Dataset rows about figures
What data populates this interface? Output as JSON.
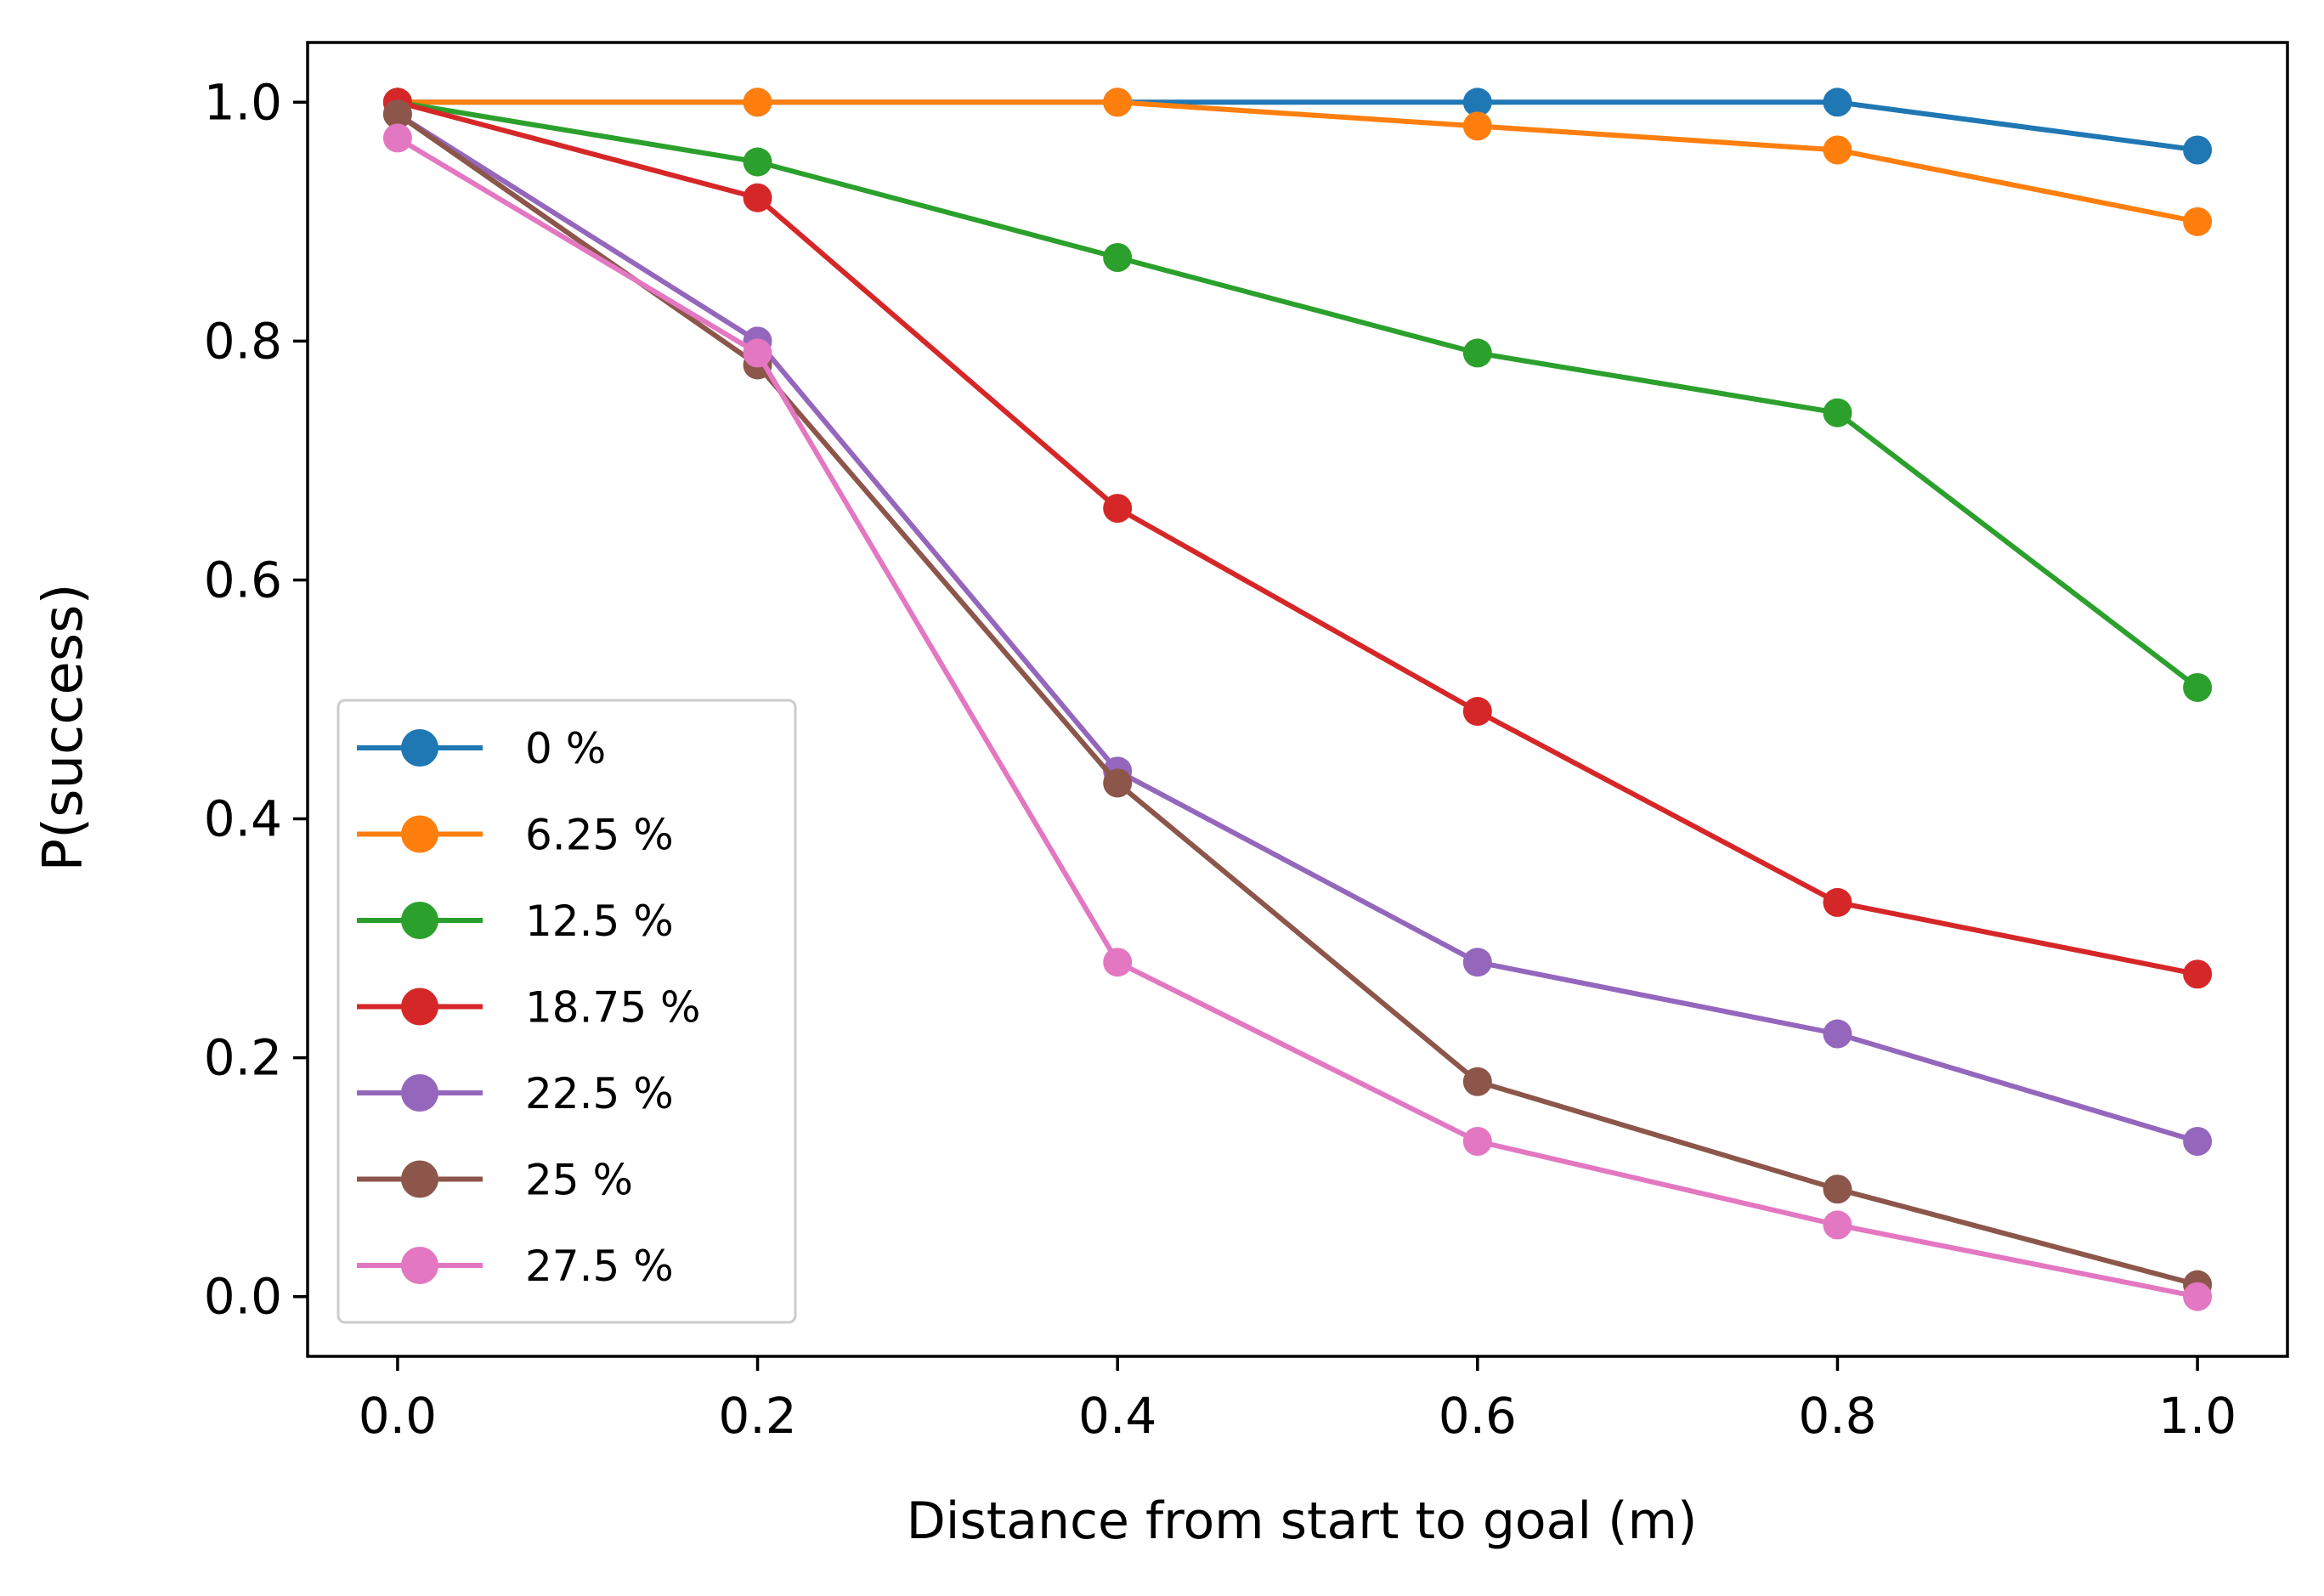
{
  "chart_data": {
    "type": "line",
    "title": "",
    "xlabel": "Distance from start to goal (m)",
    "ylabel": "P(success)",
    "x": [
      0.0,
      0.2,
      0.4,
      0.6,
      0.8,
      1.0
    ],
    "xlim": [
      -0.05,
      1.05
    ],
    "ylim": [
      -0.05,
      1.05
    ],
    "xticks": [
      "0.0",
      "0.2",
      "0.4",
      "0.6",
      "0.8",
      "1.0"
    ],
    "yticks": [
      "0.0",
      "0.2",
      "0.4",
      "0.6",
      "0.8",
      "1.0"
    ],
    "grid": false,
    "legend_position": "lower-left",
    "series": [
      {
        "name": "0 %",
        "color": "#1f77b4",
        "values": [
          1.0,
          1.0,
          1.0,
          1.0,
          1.0,
          0.96
        ]
      },
      {
        "name": "6.25 %",
        "color": "#ff7f0e",
        "values": [
          1.0,
          1.0,
          1.0,
          0.98,
          0.96,
          0.9
        ]
      },
      {
        "name": "12.5 %",
        "color": "#2ca02c",
        "values": [
          1.0,
          0.95,
          0.87,
          0.79,
          0.74,
          0.51
        ]
      },
      {
        "name": "18.75 %",
        "color": "#d62728",
        "values": [
          1.0,
          0.92,
          0.66,
          0.49,
          0.33,
          0.27
        ]
      },
      {
        "name": "22.5 %",
        "color": "#9467bd",
        "values": [
          0.99,
          0.8,
          0.44,
          0.28,
          0.22,
          0.13
        ]
      },
      {
        "name": "25 %",
        "color": "#8c564b",
        "values": [
          0.99,
          0.78,
          0.43,
          0.18,
          0.09,
          0.01
        ]
      },
      {
        "name": "27.5 %",
        "color": "#e377c2",
        "values": [
          0.97,
          0.79,
          0.28,
          0.13,
          0.06,
          0.0
        ]
      }
    ]
  }
}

DIRECTIONS
Say how many lines of the material contain the word "color", with no other text.

REPLY
7